[START DATASET EXTRACT]

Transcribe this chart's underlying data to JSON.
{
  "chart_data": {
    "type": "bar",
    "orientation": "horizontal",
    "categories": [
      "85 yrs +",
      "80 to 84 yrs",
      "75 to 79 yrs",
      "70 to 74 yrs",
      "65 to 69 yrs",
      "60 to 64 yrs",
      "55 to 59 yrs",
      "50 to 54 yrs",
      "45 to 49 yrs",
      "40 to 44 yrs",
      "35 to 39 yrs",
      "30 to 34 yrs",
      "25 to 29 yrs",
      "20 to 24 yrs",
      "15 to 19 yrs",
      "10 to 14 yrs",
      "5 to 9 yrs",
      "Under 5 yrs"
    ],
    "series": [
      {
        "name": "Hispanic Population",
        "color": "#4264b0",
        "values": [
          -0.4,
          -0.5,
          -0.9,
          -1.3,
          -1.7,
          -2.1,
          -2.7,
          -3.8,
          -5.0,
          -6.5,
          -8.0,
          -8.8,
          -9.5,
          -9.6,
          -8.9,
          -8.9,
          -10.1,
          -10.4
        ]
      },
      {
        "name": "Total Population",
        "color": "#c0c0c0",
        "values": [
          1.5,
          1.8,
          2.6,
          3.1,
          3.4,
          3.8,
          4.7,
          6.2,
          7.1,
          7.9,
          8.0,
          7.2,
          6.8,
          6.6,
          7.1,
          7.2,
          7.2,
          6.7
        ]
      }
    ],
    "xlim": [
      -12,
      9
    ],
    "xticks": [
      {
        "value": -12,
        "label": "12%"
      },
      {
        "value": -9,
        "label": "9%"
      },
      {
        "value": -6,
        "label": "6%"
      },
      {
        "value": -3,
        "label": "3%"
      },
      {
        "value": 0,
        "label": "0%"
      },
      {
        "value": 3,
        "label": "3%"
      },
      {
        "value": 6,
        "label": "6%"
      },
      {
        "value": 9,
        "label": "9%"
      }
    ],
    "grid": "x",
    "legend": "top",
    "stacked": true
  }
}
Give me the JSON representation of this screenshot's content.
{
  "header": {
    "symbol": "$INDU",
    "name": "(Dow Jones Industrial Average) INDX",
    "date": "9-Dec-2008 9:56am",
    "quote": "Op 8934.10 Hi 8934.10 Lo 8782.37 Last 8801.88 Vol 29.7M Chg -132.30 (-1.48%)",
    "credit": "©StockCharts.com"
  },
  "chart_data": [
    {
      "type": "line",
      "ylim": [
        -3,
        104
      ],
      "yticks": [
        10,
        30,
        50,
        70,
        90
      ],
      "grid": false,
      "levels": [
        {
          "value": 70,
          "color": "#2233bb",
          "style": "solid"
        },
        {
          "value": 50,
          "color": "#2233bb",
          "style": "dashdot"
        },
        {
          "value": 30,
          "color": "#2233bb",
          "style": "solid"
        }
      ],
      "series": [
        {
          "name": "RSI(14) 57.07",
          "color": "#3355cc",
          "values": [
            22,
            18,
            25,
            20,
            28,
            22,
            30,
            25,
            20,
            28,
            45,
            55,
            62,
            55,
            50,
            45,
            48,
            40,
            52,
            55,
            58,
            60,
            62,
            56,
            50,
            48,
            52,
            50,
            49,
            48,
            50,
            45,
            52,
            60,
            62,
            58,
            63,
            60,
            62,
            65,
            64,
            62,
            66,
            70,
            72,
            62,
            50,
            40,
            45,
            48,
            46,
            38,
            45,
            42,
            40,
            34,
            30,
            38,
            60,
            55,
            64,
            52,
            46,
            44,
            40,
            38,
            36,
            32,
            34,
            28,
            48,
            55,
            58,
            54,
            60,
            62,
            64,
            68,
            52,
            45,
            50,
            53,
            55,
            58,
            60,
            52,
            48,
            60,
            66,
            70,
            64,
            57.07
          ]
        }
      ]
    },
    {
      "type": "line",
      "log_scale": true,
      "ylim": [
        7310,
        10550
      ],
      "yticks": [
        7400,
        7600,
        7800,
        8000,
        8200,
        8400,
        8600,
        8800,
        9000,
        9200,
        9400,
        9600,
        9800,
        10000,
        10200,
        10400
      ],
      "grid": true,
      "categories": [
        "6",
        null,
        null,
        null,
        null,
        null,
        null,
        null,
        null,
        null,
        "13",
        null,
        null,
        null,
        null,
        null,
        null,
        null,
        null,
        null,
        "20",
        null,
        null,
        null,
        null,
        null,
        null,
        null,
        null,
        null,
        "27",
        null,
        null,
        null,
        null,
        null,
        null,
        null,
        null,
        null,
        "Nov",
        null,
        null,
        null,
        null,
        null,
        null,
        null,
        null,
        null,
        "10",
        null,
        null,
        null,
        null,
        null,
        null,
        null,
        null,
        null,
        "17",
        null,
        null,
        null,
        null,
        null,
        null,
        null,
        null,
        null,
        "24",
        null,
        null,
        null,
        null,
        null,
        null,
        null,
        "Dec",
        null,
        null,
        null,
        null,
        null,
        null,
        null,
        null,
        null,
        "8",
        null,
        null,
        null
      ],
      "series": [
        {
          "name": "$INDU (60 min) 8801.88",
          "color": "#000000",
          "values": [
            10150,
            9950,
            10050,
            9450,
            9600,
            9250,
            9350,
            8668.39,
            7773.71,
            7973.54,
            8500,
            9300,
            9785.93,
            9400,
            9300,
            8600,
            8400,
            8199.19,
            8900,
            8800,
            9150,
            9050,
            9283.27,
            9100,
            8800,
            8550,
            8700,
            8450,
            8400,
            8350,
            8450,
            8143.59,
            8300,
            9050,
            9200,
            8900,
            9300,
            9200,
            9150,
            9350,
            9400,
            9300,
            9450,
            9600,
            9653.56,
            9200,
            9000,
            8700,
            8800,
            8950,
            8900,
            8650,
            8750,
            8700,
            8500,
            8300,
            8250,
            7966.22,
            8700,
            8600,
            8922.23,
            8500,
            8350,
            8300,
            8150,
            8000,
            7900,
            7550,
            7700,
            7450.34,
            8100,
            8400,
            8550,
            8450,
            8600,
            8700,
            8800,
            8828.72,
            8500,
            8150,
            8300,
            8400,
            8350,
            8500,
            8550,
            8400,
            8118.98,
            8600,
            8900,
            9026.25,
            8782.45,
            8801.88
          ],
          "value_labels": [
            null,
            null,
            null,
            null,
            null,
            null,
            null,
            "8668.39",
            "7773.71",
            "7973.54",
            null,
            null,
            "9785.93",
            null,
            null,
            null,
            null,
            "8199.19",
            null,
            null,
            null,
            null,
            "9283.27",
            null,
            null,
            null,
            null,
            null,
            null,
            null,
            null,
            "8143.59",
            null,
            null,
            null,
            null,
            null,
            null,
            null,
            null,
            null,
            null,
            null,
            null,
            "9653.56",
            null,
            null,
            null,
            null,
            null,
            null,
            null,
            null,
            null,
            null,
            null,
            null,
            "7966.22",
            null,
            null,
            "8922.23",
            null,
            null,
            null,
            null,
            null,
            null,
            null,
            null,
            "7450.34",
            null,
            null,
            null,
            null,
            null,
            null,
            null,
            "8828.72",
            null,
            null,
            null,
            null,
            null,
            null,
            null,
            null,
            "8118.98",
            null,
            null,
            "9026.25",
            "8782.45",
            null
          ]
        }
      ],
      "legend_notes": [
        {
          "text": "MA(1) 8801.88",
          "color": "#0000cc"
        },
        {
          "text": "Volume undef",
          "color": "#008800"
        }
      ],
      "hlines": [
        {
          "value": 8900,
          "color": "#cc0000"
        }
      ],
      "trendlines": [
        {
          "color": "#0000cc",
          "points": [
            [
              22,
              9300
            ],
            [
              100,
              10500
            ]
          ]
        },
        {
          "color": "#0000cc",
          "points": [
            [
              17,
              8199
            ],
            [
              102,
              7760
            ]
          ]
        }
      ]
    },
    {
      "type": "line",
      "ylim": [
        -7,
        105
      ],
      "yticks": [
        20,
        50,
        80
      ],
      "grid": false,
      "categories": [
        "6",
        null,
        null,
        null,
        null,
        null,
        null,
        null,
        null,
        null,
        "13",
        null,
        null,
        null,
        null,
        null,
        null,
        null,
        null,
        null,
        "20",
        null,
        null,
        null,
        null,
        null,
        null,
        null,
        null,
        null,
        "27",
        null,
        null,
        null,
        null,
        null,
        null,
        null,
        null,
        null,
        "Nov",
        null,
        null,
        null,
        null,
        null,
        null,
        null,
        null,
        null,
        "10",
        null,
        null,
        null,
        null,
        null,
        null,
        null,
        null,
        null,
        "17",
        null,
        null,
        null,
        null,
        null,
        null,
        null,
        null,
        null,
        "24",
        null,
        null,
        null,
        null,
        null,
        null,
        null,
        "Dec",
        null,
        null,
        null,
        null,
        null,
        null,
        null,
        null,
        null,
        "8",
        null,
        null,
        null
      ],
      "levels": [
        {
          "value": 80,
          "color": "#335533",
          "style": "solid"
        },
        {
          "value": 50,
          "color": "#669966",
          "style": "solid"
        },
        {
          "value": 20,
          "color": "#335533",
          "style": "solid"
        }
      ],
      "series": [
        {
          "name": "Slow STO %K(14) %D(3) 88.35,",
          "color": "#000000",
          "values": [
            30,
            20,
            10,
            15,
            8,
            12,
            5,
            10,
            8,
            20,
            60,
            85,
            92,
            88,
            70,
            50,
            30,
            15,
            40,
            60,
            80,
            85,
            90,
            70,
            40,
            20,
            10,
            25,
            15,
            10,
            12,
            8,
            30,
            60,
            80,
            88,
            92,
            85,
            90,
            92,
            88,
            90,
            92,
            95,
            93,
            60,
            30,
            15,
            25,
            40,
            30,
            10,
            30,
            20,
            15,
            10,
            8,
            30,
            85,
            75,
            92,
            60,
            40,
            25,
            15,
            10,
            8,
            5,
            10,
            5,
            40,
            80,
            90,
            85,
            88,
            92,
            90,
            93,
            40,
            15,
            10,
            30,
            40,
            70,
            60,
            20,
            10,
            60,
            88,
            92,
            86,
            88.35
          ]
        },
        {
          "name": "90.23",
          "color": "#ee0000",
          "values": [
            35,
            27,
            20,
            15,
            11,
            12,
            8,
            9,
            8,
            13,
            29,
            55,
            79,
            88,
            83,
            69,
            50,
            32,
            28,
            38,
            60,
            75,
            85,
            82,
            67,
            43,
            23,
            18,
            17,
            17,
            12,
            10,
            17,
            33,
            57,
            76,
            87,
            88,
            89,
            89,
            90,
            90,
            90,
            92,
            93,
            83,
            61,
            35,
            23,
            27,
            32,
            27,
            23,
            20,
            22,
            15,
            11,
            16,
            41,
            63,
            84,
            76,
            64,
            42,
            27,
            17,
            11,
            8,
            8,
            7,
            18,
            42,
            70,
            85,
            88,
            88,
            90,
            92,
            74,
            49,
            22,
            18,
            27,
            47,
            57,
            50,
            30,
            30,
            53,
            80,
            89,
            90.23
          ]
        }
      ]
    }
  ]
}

[END DATASET EXTRACT]

### WHAT IS BEING ASKED
State how many lines of the records hold the string "true", and nothing else.

### RESPONSE TO THE EXERCISE
3